▸ Task description: The entries that follow should be written out exactly.

— begin Recorded information —

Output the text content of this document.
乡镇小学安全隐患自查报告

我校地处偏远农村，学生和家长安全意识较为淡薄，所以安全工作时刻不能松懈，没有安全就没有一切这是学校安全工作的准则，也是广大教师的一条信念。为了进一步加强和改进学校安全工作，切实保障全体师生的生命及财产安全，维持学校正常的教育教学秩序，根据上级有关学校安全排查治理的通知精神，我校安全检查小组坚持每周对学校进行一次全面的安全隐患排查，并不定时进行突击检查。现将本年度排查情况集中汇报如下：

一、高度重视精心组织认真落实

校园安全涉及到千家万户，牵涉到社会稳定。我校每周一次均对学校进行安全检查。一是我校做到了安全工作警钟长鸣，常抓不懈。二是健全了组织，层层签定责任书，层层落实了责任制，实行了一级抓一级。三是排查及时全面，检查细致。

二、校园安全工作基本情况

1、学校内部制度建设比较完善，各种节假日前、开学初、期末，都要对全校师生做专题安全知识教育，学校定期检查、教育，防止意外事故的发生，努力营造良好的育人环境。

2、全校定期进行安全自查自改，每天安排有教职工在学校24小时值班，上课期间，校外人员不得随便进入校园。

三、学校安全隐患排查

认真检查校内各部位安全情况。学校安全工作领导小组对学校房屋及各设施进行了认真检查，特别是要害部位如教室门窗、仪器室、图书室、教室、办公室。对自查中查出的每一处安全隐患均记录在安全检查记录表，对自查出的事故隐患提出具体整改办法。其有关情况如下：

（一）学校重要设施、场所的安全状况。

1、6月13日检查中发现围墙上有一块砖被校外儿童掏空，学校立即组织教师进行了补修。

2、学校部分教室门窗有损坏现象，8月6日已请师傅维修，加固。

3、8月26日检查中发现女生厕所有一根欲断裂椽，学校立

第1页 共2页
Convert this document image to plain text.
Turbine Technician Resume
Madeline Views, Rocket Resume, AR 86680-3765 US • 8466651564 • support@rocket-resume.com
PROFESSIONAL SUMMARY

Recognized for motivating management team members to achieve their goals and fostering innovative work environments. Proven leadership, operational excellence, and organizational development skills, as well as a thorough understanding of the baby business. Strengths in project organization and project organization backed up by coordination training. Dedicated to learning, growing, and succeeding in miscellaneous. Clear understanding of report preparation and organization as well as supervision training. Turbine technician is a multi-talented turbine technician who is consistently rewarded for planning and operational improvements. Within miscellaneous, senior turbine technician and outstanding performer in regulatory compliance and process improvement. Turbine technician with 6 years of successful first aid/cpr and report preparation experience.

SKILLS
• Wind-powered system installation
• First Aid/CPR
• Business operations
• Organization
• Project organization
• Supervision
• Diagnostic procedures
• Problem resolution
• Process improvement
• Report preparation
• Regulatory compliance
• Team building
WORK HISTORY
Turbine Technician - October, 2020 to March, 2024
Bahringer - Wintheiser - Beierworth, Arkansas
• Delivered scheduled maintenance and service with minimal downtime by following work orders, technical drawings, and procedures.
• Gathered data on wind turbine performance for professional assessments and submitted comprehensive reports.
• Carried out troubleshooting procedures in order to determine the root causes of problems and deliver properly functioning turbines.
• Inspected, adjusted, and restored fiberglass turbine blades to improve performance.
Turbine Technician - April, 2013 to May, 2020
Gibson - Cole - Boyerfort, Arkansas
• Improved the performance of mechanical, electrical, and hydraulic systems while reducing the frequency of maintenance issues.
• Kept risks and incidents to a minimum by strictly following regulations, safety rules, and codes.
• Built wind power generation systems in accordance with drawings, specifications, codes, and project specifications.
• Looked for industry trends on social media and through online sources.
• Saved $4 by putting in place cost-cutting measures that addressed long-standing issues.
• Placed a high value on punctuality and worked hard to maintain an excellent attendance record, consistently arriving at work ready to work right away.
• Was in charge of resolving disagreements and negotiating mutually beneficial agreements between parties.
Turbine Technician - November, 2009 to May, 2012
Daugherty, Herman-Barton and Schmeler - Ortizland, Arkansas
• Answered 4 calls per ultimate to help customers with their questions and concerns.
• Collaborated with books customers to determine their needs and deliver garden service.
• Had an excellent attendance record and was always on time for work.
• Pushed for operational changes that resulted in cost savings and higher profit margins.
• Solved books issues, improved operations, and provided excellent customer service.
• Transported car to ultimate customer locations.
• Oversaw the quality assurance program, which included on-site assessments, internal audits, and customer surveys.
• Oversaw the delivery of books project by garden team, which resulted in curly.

— end Recorded information —

▸ Task solution:
Output the text content of this document.
乡镇小学安全隐患自查报告

我校地处偏远农村，学生和家长安全意识较为淡薄，所以安全工作时刻不能松懈，没有安全就没有一切这是学校安全工作的准则，也是广大教师的一条信念。为了进一步加强和改进学校安全工作，切实保障全体师生的生命及财产安全，维持学校正常的教育教学秩序，根据上级有关学校安全排查治理的通知精神，我校安全检查小组坚持每周对学校进行一次全面的安全隐患排查，并不定时进行突击检查。现将本年度排查情况集中汇报如下：

一、高度重视精心组织认真落实

校园安全涉及到千家万户，牵涉到社会稳定。我校每周一次均对学校进行安全检查。一是我校做到了安全工作警钟长鸣，常抓不懈。二是健全了组织，层层签定责任书，层层落实了责任制，实行了一级抓一级。三是排查及时全面，检查细致。

二、校园安全工作基本情况

1、学校内部制度建设比较完善，各种节假日前、开学初、期末，都要对全校师生做专题安全知识教育，学校定期检查、教育，防止意外事故的发生，努力营造良好的育人环境。

2、全校定期进行安全自查自改，每天安排有教职工在学校24小时值班，上课期间，校外人员不得随便进入校园。

三、学校安全隐患排查

认真检查校内各部位安全情况。学校安全工作领导小组对学校房屋及各设施进行了认真检查，特别是要害部位如教室门窗、仪器室、图书室、教室、办公室。对自查中查出的每一处安全隐患均记录在安全检查记录表，对自查出的事故隐患提出具体整改办法。其有关情况如下：

（一）学校重要设施、场所的安全状况。

1、6月13日检查中发现围墙上有一块砖被校外儿童掏空，学校立即组织教师进行了补修。

2、学校部分教室门窗有损坏现象，8月6日已请师傅维修，加固。

3、8月26日检查中发现女生厕所有一根欲断裂椽，学校立

第1页 共2页
Convert this document image to plain text.
Turbine Technician Resume
Madeline Views, Rocket Resume, AR 86680-3765 US • 8466651564 • support@rocket-resume.com
PROFESSIONAL SUMMARY

Recognized for motivating management team members to achieve their goals and fostering innovative work environments. Proven leadership, operational excellence, and organizational development skills, as well as a thorough understanding of the baby business. Strengths in project organization and project organization backed up by coordination training. Dedicated to learning, growing, and succeeding in miscellaneous. Clear understanding of report preparation and organization as well as supervision training. Turbine technician is a multi-talented turbine technician who is consistently rewarded for planning and operational improvements. Within miscellaneous, senior turbine technician and outstanding performer in regulatory compliance and process improvement. Turbine technician with 6 years of successful first aid/cpr and report preparation experience.

SKILLS
• Wind-powered system installation
• First Aid/CPR
• Business operations
• Organization
• Project organization
• Supervision
• Diagnostic procedures
• Problem resolution
• Process improvement
• Report preparation
• Regulatory compliance
• Team building
WORK HISTORY
Turbine Technician - October, 2020 to March, 2024
Bahringer - Wintheiser - Beierworth, Arkansas
• Delivered scheduled maintenance and service with minimal downtime by following work orders, technical drawings, and procedures.
• Gathered data on wind turbine performance for professional assessments and submitted comprehensive reports.
• Carried out troubleshooting procedures in order to determine the root causes of problems and deliver properly functioning turbines.
• Inspected, adjusted, and restored fiberglass turbine blades to improve performance.
Turbine Technician - April, 2013 to May, 2020
Gibson - Cole - Boyerfort, Arkansas
• Improved the performance of mechanical, electrical, and hydraulic systems while reducing the frequency of maintenance issues.
• Kept risks and incidents to a minimum by strictly following regulations, safety rules, and codes.
• Built wind power generation systems in accordance with drawings, specifications, codes, and project specifications.
• Looked for industry trends on social media and through online sources.
• Saved $4 by putting in place cost-cutting measures that addressed long-standing issues.
• Placed a high value on punctuality and worked hard to maintain an excellent attendance record, consistently arriving at work ready to work right away.
• Was in charge of resolving disagreements and negotiating mutually beneficial agreements between parties.
Turbine Technician - November, 2009 to May, 2012
Daugherty, Herman-Barton and Schmeler - Ortizland, Arkansas
• Answered 4 calls per ultimate to help customers with their questions and concerns.
• Collaborated with books customers to determine their needs and deliver garden service.
• Had an excellent attendance record and was always on time for work.
• Pushed for operational changes that resulted in cost savings and higher profit margins.
• Solved books issues, improved operations, and provided excellent customer service.
• Transported car to ultimate customer locations.
• Oversaw the quality assurance program, which included on-site assessments, internal audits, and customer surveys.
• Oversaw the delivery of books project by garden team, which resulted in curly.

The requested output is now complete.